EXTRAIT PRÉSENTÉ
□ □ □ □ □ □ □

Image par Fr. Romain Marie Bancillon de Pixabay
« Dieu veut que tous les hommes soient sauvés, disait saint Thomas d’Aquin. Nul ne peut se sauver sans combattre et vaincre. Nul ne peut vaincre sans l’assistance de Dieu, sans la grâce. Or, ce secours ne s’accorde qu’à la prière ; donc, sans la prière, il n’y a pas de salut. » Et saint Jean-Eudes de conclure « Regardez cette affaire comme la plus importante, la plus nécessaire, la plus pressée. » La prière la plus profonde et transformante, celle qui peut changer notre vie et le monde avec, est la prière d’oraison. Nous y aspirons sans doute, mais peut-être ne savons pas nous y prendre ? Essayons avec confiance, en écoutant les conseils des saints.

 

Qu’est-ce que l’oraison, pourquoi faire oraison ?

 L’oraison mentale n’est à mon avis qu’un commerce intime d’amitié où l’on s’entretient souvent seul à seul avec Dieu dont on se sait aimé (sainte Thérèse d’Avila).

L’oraison est une prise de contact, une actualisation de l’union surnaturelle que la grâce établit entre Dieu et notre âme, un échange entre deux amours : Dieu amour, présent en notre âme, et la grâce sanctifiante en nous, de même nature que lui, qui nous fait ses enfants et nous rend aptes à ce commerce intime avec lui. Dieu est amour mais il est immuable : c’est nous qui devons aller vers lui. Ce mouvement nécessaire, c’est l’oraison.

 La joie chrétienne est la joie de la présence du Christ en notre cœur, et par Lui de tout le mystère personnel de l’amour de Dieu. Elle est inséparable d’une foi profonde, et d’une charité réelle qui donne une certaine connaissance, par connaturalité, de la Vie qui nous habite ; elle est grandement nourrie par une vie de prière intérieure et intime (un Chartreux).

 L’autel de Dieu est notre cœur, le feu de l’amour doit toujours y brûler, et sa flamme monter incessamment vers Dieu (saint Grégoire le Grand).

 L’âme qui est unie à Dieu, le démon la craint comme Dieu lui-même (saint Jean de la Croix).

Les circonstances : où et quand faire oraison ?

Le vrai lieu de l’oraison est notre cœur profond : la première disposition de la prière est donc le recueillement ; mais notre nature versatile a besoin dhabitudes, d’automatismes qui la ramènent vers Dieu. Il y a des temps et lieux à privilégier, et surtout une régularité courageuse à adopter pour que tout notre être s’accoutume à vivre de la prière.

□ □ □ □ □ □ □

ENTRÉES DE DONNÉES
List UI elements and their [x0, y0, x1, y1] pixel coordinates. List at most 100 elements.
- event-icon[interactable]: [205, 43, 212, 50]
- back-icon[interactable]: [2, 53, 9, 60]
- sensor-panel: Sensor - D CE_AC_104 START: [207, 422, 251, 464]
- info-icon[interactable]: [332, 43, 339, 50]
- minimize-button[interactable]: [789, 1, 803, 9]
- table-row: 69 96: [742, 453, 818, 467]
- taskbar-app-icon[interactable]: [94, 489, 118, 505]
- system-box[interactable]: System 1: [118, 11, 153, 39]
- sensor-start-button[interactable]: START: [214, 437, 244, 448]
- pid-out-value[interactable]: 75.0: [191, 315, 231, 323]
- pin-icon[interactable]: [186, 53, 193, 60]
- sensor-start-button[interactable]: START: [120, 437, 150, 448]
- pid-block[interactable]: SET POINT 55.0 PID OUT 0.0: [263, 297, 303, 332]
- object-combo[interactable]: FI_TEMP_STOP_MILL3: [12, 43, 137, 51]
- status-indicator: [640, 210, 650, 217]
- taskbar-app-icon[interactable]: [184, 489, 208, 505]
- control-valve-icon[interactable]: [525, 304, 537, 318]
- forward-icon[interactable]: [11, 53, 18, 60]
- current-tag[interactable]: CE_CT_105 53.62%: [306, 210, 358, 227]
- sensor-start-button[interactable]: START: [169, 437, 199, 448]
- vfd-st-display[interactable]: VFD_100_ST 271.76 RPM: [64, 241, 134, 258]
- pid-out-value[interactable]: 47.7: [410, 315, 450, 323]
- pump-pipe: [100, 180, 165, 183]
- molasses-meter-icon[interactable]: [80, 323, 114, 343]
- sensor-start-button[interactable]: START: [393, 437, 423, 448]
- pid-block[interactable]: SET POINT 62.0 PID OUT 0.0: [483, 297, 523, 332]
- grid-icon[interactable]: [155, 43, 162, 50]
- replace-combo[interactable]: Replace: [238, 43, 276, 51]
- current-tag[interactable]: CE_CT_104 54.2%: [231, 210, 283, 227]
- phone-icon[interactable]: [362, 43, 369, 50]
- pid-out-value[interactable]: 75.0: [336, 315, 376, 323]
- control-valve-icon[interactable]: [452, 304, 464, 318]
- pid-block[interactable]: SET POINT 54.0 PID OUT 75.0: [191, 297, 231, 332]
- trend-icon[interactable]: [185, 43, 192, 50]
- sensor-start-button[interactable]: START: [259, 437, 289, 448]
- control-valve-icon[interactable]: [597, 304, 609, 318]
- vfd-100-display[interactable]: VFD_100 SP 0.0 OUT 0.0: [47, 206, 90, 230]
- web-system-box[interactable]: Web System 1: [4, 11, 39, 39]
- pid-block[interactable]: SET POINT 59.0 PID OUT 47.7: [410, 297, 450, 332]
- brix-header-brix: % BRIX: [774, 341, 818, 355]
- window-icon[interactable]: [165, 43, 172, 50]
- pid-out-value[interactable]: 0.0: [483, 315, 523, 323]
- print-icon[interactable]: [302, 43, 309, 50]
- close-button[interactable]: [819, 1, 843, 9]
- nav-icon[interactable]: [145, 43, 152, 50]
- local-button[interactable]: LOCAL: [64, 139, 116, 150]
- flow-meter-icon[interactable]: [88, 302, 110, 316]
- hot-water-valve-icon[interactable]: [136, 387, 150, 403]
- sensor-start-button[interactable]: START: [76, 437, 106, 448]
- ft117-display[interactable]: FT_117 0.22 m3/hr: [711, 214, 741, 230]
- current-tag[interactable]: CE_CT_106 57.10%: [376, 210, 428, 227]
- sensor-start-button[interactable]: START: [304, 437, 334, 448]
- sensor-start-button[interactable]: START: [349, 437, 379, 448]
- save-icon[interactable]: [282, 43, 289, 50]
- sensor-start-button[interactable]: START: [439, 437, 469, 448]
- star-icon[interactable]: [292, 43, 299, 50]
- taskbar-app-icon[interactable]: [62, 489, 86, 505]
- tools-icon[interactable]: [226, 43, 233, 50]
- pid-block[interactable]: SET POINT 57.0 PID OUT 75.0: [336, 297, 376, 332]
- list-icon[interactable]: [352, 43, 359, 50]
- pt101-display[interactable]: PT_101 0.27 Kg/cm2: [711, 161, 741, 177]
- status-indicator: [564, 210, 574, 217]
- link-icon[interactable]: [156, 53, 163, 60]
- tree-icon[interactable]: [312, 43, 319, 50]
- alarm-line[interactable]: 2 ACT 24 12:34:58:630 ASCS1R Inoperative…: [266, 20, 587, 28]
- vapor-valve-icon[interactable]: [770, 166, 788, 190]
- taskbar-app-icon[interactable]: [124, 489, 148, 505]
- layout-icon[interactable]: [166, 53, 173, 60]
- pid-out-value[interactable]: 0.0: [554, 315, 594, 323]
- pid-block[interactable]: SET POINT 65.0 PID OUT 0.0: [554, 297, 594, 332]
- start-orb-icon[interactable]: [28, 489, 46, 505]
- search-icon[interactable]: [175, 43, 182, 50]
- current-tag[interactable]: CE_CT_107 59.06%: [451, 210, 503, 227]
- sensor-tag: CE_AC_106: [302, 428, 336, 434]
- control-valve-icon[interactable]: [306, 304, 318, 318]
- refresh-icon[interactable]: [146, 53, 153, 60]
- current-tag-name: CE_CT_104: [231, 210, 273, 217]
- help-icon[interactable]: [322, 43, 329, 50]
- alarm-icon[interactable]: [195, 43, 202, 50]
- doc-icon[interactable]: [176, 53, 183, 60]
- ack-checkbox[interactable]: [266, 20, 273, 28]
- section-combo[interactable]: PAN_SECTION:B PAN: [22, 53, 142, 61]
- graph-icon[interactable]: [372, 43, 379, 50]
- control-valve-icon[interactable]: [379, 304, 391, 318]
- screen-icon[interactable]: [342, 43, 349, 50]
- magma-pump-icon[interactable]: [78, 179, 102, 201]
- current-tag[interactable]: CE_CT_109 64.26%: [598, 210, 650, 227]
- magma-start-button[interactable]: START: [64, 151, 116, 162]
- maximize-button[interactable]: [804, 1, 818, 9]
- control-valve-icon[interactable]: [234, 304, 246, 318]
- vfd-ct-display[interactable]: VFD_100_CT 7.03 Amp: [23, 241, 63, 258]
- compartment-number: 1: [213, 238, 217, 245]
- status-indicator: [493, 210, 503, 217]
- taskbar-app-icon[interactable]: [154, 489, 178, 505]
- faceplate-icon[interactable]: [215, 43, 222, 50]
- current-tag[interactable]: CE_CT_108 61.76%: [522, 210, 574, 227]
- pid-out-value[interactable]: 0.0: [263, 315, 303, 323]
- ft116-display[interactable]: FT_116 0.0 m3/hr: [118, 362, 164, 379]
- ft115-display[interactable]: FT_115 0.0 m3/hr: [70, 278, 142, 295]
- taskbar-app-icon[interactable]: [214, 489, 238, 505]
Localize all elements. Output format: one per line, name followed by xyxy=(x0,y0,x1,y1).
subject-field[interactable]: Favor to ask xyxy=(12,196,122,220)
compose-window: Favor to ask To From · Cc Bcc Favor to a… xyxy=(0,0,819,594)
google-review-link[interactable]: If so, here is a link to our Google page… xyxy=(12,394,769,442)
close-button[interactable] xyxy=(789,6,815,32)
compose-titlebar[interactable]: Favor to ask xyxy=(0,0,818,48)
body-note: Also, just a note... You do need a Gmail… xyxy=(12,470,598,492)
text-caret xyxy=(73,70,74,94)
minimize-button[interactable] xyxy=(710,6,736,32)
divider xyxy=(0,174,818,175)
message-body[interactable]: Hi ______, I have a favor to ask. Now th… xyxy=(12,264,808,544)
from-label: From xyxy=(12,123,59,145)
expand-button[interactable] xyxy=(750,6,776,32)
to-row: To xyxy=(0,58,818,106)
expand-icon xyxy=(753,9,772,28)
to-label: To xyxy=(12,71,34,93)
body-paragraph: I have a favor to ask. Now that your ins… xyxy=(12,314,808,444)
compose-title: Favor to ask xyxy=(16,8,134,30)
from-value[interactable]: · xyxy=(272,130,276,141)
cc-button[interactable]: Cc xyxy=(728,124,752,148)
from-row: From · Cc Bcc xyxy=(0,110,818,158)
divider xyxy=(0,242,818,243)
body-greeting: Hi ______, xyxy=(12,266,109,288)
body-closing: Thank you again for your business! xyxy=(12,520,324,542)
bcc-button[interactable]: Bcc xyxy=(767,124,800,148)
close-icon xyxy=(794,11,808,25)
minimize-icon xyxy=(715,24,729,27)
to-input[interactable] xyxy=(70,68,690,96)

□ □ □ □ □ □ □

EXERCICES
• 1. Recopiez à l'identique, dans le texte sur l'oraison, tout ce qui va de « L’oraison mentale n’est » jusqu'à « (sainte Thérèse d’Avila). ».
• 2. Reproduisez mot pour mot tout ce qui figure dans les entrées, de leur toute première ligne jusqu'à la ligne contenant « - phone-icon[interactable]: [362, 43, 369, 50] », cette ligne comprise.

CORRIGÉS
• 1.
L’oraison mentale n’est à mon avis qu’un commerce intime d’amitié où l’on s’entretient souvent seul à seul avec Dieu dont on se sait aimé (sainte Thérèse d’Avila).

• 2.
List UI elements and their [x0, y0, x1, y1] pixel coordinates. List at most 100 elements.
- event-icon[interactable]: [205, 43, 212, 50]
- back-icon[interactable]: [2, 53, 9, 60]
- sensor-panel: Sensor - D CE_AC_104 START: [207, 422, 251, 464]
- info-icon[interactable]: [332, 43, 339, 50]
- minimize-button[interactable]: [789, 1, 803, 9]
- table-row: 69 96: [742, 453, 818, 467]
- taskbar-app-icon[interactable]: [94, 489, 118, 505]
- system-box[interactable]: System 1: [118, 11, 153, 39]
- sensor-start-button[interactable]: START: [214, 437, 244, 448]
- pid-out-value[interactable]: 75.0: [191, 315, 231, 323]
- pin-icon[interactable]: [186, 53, 193, 60]
- sensor-start-button[interactable]: START: [120, 437, 150, 448]
- pid-block[interactable]: SET POINT 55.0 PID OUT 0.0: [263, 297, 303, 332]
- object-combo[interactable]: FI_TEMP_STOP_MILL3: [12, 43, 137, 51]
- status-indicator: [640, 210, 650, 217]
- taskbar-app-icon[interactable]: [184, 489, 208, 505]
- control-valve-icon[interactable]: [525, 304, 537, 318]
- forward-icon[interactable]: [11, 53, 18, 60]
- current-tag[interactable]: CE_CT_105 53.62%: [306, 210, 358, 227]
- sensor-start-button[interactable]: START: [169, 437, 199, 448]
- vfd-st-display[interactable]: VFD_100_ST 271.76 RPM: [64, 241, 134, 258]
- pid-out-value[interactable]: 47.7: [410, 315, 450, 323]
- pump-pipe: [100, 180, 165, 183]
- molasses-meter-icon[interactable]: [80, 323, 114, 343]
- sensor-start-button[interactable]: START: [393, 437, 423, 448]
- pid-block[interactable]: SET POINT 62.0 PID OUT 0.0: [483, 297, 523, 332]
- grid-icon[interactable]: [155, 43, 162, 50]
- replace-combo[interactable]: Replace: [238, 43, 276, 51]
- current-tag[interactable]: CE_CT_104 54.2%: [231, 210, 283, 227]
- phone-icon[interactable]: [362, 43, 369, 50]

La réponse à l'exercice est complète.